### TEXT PROVIDED
+-------+
Madonna : The Fanatic
In a nutshell: Madonna had us fooled. We thought she was the ultimate woman in control, carving out a unique path as a female entertainer, making bold choices and never falling into the same clichéd traps that beset so many other superstars. But oh how the mighty have fallen! We thought she was smart and cynical but now she serves as a warning to the potential brain-rotting powers of Kabbalah. To see her outwitted by an ex-life insurance salesman who calls himself The Rav and makes a mint selling wacko water and magic string to confused, naïve people is - well, it's crushing. We are dealing with the undeniable fact that while Madge is calculating and instinctive she's probably not very bright. In the space where her brain should be is a bottomless pit of insecurities that no amount of fame or money can fill. We hate her for making us feel like Michael Jackson fans.

Things we hate about her

  1. Esther (her Kaballah name) needs to stop writing trite songs about the state of the world and actually do something practical and meaningful. Madge, take a page out of Sandy Bullock's book: if you want to help, just hand over the cash.
+-------+
### EXTRACTED DATA
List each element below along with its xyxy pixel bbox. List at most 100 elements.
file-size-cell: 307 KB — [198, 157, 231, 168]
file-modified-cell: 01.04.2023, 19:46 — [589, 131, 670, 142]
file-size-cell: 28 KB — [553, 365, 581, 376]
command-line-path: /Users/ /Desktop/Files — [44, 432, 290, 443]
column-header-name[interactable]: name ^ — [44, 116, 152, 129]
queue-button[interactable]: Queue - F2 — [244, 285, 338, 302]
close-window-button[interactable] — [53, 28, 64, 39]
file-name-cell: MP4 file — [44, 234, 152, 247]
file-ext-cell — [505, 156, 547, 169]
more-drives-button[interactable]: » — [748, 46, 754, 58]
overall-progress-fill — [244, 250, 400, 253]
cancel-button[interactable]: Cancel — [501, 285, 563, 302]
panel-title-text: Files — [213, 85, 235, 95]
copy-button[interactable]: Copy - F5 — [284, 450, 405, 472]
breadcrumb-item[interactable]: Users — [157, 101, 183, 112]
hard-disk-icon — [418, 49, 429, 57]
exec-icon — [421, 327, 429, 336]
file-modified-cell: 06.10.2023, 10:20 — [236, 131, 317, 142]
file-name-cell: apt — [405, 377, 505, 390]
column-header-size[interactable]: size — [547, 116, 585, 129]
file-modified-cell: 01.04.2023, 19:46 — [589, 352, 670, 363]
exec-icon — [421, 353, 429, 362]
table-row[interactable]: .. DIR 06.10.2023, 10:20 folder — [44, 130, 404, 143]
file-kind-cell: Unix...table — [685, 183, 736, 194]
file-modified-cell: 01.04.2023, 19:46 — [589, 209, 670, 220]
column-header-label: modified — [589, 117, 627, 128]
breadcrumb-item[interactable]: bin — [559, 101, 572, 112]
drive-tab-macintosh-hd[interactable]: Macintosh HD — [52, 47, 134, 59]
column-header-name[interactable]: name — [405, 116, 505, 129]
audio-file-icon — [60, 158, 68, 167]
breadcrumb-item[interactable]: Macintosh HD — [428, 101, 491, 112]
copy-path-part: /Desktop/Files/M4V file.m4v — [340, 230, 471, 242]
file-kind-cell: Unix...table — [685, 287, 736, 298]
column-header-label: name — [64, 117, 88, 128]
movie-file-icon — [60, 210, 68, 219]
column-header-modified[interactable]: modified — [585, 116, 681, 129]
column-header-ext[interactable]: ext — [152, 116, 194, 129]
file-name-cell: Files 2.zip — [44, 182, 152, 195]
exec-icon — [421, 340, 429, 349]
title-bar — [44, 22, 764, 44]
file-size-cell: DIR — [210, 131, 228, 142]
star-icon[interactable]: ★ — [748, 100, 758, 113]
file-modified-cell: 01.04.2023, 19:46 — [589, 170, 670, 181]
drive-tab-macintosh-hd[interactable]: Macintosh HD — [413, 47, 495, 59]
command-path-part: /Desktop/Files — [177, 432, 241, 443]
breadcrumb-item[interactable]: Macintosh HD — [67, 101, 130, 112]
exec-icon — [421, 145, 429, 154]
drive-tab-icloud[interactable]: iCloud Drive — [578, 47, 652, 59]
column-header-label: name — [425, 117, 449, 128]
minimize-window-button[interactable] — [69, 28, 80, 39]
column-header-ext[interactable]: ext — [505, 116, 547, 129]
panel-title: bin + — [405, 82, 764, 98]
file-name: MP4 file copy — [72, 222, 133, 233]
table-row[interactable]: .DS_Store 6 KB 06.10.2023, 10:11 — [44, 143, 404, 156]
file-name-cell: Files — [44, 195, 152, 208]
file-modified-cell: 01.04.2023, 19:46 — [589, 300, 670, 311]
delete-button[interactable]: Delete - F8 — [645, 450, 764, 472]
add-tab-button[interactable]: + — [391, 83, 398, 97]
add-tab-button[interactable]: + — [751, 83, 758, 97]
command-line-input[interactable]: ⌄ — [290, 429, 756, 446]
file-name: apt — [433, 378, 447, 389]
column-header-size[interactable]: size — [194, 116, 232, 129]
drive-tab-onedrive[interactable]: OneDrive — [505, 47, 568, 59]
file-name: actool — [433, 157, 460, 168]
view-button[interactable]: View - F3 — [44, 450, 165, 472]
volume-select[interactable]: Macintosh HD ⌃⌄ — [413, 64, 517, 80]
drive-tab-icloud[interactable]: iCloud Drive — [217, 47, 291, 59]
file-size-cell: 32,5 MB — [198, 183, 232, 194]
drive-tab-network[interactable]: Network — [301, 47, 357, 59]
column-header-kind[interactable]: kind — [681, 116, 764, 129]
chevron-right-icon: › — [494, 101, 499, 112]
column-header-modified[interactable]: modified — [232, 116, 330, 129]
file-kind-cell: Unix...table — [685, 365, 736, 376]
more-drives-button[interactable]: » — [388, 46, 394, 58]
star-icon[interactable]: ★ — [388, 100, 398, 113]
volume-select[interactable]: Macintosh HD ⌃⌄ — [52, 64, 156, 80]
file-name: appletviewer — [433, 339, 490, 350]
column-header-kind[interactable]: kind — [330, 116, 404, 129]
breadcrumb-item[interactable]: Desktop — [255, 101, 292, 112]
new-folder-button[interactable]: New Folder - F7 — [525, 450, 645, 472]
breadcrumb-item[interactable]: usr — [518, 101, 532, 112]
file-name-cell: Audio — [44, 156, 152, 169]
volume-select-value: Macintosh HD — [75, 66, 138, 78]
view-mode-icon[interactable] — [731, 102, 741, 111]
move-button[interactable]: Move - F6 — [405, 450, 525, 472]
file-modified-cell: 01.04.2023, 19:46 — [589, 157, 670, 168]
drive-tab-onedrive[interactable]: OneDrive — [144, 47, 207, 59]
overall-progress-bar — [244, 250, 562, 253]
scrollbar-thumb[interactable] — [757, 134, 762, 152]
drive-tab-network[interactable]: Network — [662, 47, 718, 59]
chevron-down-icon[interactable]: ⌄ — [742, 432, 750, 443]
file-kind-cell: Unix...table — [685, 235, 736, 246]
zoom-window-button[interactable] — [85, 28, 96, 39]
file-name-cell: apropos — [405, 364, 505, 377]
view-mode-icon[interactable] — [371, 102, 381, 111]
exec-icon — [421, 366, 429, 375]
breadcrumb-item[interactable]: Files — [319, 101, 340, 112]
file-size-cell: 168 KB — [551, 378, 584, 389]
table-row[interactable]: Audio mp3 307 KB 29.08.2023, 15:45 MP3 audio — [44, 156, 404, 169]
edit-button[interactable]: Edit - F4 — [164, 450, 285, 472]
+-------+
### TASK DETAILS
Answer these questions using the text on Madonna:
1. What is Madonna's Kabbalah name, according to the text?
2. What job did the man who calls himself The Rav once hold?
3. Whose book does the text tell Madge to take a page out of?

### SOLUTION FOR THIS PROBLEM
1. Esther
2. Life insurance salesman
3. Sandy Bullock's